DATA FOR THIS TASK ::
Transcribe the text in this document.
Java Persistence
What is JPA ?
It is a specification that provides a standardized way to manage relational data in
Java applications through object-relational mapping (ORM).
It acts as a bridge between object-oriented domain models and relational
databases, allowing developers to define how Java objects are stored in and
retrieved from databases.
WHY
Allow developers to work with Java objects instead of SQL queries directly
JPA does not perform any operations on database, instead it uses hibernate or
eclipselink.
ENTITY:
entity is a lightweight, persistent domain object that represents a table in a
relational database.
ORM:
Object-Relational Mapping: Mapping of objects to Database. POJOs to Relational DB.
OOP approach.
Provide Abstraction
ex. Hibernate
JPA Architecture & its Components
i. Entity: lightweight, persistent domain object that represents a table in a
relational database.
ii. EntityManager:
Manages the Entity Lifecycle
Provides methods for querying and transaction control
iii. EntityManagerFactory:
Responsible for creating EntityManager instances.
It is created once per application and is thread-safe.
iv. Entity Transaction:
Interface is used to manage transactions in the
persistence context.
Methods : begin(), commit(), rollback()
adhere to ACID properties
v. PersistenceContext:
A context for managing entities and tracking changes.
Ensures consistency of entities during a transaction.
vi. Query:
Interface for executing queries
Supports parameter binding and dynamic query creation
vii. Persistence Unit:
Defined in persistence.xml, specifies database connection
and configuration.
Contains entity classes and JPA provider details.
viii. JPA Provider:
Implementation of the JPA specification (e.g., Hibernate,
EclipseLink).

GOAL OF THE EXERCISE :: Type out the full listing again, exactly as given.

RESPONSE FOR THIS EXERCISE ::
Transcribe the text in this document.
Java Persistence
What is JPA ?
It is a specification that provides a standardized way to manage relational data in
Java applications through object-relational mapping (ORM).
It acts as a bridge between object-oriented domain models and relational
databases, allowing developers to define how Java objects are stored in and
retrieved from databases.
WHY
Allow developers to work with Java objects instead of SQL queries directly
JPA does not perform any operations on database, instead it uses hibernate or
eclipselink.
ENTITY:
entity is a lightweight, persistent domain object that represents a table in a
relational database.
ORM:
Object-Relational Mapping: Mapping of objects to Database. POJOs to Relational DB.
OOP approach.
Provide Abstraction
ex. Hibernate
JPA Architecture & its Components
i. Entity: lightweight, persistent domain object that represents a table in a
relational database.
ii. EntityManager:
Manages the Entity Lifecycle
Provides methods for querying and transaction control
iii. EntityManagerFactory:
Responsible for creating EntityManager instances.
It is created once per application and is thread-safe.
iv. Entity Transaction:
Interface is used to manage transactions in the
persistence context.
Methods : begin(), commit(), rollback()
adhere to ACID properties
v. PersistenceContext:
A context for managing entities and tracking changes.
Ensures consistency of entities during a transaction.
vi. Query:
Interface for executing queries
Supports parameter binding and dynamic query creation
vii. Persistence Unit:
Defined in persistence.xml, specifies database connection
and configuration.
Contains entity classes and JPA provider details.
viii. JPA Provider:
Implementation of the JPA specification (e.g., Hibernate,
EclipseLink).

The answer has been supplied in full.